[Material to process start]

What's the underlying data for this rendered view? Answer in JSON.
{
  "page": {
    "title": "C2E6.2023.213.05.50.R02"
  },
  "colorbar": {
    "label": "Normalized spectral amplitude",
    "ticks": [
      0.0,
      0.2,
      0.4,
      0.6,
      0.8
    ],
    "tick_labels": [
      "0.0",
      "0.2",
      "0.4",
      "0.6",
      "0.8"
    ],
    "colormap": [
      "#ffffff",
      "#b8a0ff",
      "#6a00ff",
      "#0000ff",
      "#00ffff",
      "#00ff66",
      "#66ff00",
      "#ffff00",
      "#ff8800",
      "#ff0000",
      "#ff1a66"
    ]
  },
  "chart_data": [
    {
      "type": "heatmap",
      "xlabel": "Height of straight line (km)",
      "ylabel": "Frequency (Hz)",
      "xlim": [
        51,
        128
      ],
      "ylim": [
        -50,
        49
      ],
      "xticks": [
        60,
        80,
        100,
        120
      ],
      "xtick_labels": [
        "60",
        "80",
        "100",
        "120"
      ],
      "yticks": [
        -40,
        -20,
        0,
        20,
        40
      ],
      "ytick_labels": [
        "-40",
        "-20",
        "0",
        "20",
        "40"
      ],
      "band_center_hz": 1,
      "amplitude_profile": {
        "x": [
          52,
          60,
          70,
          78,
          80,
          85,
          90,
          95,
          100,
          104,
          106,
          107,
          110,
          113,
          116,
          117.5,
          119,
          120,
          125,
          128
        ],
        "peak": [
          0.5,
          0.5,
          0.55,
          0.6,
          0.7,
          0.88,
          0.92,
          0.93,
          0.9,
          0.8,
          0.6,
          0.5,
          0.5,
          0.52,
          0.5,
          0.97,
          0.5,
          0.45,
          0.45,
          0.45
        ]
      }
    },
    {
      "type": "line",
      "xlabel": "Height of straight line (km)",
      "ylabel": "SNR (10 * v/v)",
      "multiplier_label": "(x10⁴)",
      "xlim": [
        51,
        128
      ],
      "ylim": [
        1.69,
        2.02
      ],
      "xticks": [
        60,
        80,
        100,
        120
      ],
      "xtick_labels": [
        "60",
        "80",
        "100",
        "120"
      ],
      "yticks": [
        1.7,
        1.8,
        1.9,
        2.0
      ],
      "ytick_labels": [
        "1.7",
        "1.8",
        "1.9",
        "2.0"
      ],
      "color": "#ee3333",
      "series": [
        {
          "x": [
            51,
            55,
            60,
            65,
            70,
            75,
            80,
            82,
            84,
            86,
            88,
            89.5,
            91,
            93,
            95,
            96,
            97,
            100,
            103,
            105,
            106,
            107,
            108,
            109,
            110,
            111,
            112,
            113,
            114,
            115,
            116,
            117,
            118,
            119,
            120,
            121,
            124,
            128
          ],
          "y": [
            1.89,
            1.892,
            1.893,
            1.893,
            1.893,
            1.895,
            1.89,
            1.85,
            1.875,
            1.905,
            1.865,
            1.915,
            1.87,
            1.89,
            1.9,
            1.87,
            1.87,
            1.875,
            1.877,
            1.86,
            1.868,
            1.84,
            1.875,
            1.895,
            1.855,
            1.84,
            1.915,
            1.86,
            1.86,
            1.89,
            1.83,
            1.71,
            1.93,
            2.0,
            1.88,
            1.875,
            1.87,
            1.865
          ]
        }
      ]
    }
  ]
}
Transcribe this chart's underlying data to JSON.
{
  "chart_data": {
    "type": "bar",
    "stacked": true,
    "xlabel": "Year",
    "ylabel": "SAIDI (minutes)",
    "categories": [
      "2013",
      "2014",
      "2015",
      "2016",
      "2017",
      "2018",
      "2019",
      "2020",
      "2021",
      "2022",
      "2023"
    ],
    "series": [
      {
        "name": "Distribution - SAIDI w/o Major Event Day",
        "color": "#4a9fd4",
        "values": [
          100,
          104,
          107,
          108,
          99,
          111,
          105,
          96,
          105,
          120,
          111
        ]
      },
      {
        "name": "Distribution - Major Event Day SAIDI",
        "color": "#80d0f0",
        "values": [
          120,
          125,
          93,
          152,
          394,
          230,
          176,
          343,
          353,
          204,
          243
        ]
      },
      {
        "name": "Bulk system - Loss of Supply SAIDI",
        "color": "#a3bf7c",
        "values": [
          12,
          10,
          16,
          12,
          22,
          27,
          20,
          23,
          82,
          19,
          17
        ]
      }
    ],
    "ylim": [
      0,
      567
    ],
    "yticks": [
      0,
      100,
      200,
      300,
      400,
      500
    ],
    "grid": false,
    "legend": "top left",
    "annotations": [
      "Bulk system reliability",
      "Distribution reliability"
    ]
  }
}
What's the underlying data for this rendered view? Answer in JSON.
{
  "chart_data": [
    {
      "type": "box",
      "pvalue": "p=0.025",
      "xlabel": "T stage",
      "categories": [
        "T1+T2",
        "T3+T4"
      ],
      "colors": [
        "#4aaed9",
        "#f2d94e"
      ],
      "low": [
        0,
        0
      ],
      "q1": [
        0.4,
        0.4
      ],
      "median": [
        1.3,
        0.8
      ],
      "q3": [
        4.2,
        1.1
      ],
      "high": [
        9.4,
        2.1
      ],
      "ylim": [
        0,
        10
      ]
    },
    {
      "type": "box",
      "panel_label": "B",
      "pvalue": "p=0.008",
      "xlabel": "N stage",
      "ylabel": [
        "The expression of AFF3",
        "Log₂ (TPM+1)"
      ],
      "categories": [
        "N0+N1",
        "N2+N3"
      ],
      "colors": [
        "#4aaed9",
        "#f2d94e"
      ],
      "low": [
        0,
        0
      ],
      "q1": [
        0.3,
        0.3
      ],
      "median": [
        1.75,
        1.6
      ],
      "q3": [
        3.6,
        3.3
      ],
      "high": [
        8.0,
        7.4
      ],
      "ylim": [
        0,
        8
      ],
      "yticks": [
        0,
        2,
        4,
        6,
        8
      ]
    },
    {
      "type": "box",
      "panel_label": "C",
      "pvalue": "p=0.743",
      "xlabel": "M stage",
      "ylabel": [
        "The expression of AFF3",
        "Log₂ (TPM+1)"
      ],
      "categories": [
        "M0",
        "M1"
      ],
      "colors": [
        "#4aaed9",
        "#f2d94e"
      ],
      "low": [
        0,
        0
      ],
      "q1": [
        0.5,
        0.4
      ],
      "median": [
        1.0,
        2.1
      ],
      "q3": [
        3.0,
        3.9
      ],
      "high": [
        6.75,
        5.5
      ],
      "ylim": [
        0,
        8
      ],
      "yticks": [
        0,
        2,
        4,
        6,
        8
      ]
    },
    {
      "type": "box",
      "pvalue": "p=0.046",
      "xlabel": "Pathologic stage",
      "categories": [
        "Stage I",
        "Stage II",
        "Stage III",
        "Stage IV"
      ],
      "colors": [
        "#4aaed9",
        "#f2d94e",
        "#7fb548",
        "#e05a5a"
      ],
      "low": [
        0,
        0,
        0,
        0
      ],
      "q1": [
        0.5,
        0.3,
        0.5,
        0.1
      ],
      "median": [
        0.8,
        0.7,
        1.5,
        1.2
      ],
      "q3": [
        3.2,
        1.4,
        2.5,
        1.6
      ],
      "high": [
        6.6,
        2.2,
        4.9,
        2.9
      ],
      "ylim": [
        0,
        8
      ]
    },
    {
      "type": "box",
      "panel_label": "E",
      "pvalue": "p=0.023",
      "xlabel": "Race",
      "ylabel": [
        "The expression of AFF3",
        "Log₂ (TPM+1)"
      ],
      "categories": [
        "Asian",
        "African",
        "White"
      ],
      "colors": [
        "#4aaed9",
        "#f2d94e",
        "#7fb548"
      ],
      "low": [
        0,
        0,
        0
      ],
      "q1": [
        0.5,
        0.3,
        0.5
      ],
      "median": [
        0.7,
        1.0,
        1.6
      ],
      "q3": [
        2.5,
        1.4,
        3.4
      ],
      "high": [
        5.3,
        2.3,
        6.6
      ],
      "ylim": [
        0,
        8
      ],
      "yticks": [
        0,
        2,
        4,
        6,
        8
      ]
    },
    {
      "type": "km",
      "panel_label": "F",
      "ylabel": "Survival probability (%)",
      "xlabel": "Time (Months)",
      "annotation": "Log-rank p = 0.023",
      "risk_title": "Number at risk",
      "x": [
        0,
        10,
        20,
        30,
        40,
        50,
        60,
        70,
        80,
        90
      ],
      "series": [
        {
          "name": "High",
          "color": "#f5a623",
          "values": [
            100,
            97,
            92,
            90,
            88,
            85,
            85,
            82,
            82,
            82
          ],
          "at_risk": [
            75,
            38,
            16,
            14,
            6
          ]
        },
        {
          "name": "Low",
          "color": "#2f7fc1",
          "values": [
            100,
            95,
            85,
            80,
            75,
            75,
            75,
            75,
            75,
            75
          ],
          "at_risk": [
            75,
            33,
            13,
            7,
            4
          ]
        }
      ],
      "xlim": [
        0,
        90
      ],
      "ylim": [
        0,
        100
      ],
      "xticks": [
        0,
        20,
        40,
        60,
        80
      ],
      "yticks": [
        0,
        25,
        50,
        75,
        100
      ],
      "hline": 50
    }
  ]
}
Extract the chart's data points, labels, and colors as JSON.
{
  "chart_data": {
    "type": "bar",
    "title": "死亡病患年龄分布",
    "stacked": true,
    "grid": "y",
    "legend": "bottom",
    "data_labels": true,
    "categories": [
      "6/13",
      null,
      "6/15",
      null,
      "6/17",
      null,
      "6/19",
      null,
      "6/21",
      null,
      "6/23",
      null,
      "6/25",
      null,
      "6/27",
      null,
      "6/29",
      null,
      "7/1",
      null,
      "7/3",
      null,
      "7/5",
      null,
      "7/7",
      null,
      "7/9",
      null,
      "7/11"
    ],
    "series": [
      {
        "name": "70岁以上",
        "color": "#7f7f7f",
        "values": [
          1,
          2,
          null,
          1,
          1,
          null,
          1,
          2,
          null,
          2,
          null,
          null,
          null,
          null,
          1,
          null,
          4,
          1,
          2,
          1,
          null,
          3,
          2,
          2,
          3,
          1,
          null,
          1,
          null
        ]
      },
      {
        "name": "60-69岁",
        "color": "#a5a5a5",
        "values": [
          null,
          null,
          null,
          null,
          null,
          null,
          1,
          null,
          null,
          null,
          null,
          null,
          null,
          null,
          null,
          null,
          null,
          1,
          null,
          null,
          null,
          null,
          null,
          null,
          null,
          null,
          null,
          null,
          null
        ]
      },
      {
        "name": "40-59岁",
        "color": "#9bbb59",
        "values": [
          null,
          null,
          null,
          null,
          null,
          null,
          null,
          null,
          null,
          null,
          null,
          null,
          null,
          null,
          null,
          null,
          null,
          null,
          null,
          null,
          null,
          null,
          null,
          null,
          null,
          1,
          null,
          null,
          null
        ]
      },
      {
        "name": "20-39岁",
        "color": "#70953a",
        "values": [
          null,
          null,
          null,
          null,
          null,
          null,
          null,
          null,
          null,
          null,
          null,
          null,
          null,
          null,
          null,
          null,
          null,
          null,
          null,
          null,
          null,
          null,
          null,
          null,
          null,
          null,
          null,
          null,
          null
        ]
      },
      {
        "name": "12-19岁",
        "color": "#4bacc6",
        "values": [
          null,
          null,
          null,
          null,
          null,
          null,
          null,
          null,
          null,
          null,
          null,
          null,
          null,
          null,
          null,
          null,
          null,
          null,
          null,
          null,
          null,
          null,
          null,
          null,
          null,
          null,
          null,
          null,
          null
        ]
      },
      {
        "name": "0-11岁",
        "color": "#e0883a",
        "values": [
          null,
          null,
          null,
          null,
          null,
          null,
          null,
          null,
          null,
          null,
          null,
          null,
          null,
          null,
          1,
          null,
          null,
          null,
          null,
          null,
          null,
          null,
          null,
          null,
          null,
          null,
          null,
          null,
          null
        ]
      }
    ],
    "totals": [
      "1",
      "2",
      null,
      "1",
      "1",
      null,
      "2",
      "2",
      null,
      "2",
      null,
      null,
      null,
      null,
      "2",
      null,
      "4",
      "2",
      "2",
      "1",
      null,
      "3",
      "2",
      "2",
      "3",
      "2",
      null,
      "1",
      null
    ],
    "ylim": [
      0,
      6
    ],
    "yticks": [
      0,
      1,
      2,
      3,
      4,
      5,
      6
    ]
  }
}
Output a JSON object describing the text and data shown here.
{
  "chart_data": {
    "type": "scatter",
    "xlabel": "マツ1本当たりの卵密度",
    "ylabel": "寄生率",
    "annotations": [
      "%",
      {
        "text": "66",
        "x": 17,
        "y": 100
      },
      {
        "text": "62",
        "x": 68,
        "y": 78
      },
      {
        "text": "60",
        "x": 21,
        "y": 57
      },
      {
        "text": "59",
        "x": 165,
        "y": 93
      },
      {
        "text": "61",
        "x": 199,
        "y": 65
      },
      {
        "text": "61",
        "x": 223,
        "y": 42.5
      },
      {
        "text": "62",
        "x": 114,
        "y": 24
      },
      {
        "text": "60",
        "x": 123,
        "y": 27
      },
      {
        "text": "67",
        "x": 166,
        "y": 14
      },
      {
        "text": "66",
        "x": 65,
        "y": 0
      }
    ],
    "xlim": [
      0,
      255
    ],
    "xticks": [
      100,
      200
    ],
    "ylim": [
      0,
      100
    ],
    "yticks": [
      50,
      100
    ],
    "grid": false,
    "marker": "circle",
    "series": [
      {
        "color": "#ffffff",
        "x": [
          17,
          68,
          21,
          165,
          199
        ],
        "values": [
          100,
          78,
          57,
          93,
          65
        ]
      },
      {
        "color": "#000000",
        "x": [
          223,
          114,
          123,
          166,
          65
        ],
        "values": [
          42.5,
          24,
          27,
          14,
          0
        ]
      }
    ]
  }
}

[Material to process end]

#### Set exercise
Show every line in the entries where the string "pvalue" occurs.

#### Response below
      "pvalue": "p=0.025",
      "pvalue": "p=0.008",
      "pvalue": "p=0.743",
      "pvalue": "p=0.046",
      "pvalue": "p=0.023",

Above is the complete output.